## Direction
Copy each line with the word "ylabel" in it.

Entries from a dataset:
● ● ● ●

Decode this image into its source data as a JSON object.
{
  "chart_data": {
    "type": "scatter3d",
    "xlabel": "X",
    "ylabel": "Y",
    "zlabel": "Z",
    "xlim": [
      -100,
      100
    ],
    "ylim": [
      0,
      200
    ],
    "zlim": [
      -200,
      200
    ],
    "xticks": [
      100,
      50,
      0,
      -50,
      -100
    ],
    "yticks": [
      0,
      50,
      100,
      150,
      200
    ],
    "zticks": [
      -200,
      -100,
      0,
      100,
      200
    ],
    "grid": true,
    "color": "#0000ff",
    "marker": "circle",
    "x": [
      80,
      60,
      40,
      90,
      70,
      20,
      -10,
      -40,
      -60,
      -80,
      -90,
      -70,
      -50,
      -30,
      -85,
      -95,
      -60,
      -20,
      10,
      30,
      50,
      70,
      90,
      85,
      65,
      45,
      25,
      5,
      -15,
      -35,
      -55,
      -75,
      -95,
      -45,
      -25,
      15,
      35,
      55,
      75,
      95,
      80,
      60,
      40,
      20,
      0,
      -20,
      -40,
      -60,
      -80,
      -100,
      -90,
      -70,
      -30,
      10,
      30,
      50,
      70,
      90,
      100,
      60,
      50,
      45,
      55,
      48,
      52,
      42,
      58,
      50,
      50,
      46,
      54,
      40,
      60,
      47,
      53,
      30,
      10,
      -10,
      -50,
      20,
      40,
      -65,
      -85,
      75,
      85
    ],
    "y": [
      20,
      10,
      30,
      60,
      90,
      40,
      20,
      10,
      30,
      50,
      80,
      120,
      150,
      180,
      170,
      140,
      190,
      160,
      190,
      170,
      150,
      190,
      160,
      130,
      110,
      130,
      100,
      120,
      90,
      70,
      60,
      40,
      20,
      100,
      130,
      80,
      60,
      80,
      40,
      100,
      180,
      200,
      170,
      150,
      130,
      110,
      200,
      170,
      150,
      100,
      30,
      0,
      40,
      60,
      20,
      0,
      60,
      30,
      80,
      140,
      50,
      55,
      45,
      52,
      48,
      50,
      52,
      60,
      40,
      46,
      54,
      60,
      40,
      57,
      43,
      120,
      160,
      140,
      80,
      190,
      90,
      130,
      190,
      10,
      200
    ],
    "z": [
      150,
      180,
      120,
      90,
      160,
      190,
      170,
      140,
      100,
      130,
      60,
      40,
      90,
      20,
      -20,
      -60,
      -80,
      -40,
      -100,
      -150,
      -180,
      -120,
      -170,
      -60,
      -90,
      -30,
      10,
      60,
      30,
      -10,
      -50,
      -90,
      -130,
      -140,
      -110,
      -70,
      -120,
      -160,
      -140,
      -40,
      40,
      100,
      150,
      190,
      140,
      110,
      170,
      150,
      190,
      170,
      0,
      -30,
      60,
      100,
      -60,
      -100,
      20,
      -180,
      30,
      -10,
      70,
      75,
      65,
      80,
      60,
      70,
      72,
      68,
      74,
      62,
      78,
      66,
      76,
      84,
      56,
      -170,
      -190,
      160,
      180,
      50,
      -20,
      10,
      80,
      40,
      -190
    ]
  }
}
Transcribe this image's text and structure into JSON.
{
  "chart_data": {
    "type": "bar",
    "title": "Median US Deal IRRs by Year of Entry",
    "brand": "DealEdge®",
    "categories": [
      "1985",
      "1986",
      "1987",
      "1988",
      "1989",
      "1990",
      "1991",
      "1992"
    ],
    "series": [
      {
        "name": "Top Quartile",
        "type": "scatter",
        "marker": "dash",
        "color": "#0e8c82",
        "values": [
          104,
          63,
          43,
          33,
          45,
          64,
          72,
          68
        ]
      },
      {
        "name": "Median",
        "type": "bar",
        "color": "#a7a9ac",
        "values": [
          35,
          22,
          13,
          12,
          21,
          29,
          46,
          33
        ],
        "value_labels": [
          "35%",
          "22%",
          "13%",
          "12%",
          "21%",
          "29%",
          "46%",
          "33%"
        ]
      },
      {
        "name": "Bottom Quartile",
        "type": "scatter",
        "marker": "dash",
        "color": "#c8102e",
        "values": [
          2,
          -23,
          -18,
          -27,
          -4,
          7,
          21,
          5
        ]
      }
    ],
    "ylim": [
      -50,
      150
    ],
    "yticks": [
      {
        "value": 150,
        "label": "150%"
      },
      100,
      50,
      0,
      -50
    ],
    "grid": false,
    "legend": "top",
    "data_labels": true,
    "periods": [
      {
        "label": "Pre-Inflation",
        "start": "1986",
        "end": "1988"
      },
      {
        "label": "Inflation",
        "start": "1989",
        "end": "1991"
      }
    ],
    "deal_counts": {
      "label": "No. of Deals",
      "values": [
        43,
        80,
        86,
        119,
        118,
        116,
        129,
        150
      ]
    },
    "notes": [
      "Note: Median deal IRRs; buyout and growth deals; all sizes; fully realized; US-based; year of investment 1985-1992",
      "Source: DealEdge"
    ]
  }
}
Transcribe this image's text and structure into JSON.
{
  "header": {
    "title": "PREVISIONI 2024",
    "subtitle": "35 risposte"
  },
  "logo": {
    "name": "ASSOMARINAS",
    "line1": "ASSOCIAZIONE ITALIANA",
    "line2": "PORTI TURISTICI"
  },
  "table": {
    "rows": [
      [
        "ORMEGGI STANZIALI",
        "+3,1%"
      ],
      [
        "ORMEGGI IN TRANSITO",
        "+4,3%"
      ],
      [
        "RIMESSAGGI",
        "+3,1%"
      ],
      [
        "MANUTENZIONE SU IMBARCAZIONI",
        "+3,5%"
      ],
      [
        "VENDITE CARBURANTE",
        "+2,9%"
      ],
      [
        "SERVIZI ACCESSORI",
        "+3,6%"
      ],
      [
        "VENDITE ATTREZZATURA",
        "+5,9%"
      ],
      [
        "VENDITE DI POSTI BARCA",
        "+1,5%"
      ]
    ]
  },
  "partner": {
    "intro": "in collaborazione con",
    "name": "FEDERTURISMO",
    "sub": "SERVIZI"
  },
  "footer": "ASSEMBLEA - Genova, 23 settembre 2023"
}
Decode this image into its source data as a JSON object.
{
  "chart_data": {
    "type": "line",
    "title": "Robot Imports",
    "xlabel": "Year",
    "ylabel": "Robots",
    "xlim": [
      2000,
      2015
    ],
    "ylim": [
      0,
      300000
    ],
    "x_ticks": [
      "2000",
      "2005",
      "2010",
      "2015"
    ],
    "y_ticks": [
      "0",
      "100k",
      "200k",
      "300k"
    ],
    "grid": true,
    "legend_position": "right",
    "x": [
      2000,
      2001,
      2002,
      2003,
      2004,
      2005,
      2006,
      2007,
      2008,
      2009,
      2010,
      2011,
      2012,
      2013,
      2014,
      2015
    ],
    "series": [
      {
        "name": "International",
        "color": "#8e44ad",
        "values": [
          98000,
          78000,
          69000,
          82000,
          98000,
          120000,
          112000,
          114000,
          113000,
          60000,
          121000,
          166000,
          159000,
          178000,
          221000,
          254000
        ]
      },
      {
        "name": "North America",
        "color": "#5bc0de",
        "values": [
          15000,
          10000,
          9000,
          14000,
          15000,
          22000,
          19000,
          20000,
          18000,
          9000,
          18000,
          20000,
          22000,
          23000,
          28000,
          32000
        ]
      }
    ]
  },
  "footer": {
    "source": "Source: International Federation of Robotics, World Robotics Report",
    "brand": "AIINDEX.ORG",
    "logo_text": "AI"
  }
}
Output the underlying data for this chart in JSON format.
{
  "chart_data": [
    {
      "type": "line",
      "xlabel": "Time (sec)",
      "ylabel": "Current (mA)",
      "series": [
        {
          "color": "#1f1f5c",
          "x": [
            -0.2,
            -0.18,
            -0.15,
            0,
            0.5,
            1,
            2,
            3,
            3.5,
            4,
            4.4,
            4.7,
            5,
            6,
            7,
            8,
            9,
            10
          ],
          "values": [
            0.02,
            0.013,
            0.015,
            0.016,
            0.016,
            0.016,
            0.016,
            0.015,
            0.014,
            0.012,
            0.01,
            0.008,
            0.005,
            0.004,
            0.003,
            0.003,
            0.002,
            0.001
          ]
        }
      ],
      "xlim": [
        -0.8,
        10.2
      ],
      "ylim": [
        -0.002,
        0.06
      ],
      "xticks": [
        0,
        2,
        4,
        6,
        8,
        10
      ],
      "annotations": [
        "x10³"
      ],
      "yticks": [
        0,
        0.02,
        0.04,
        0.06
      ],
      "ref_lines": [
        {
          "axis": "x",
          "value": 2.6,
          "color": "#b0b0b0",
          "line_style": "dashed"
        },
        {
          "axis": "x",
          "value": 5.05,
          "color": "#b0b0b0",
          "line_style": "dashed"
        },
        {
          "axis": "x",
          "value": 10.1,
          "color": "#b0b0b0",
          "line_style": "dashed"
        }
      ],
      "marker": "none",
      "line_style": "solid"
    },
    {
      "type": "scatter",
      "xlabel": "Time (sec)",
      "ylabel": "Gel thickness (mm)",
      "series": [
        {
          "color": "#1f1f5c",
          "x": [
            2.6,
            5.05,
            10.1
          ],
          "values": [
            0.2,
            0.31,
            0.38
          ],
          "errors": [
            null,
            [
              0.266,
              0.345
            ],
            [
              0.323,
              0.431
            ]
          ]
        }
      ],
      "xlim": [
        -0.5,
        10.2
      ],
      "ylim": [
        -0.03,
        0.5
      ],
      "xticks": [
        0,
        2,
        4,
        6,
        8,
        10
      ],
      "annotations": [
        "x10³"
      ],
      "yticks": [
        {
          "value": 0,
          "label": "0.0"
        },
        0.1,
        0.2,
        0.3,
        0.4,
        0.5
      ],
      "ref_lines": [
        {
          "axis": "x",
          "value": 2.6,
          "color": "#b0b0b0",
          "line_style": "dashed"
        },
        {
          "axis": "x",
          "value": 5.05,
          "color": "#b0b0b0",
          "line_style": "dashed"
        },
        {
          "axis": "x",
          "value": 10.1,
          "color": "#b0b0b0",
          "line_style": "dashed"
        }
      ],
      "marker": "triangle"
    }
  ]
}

● ● ● ●

## Output of the exercise
    "ylabel": "Y",
    "ylabel": "Robots",
      "ylabel": "Current (mA)",
      "ylabel": "Gel thickness (mm)",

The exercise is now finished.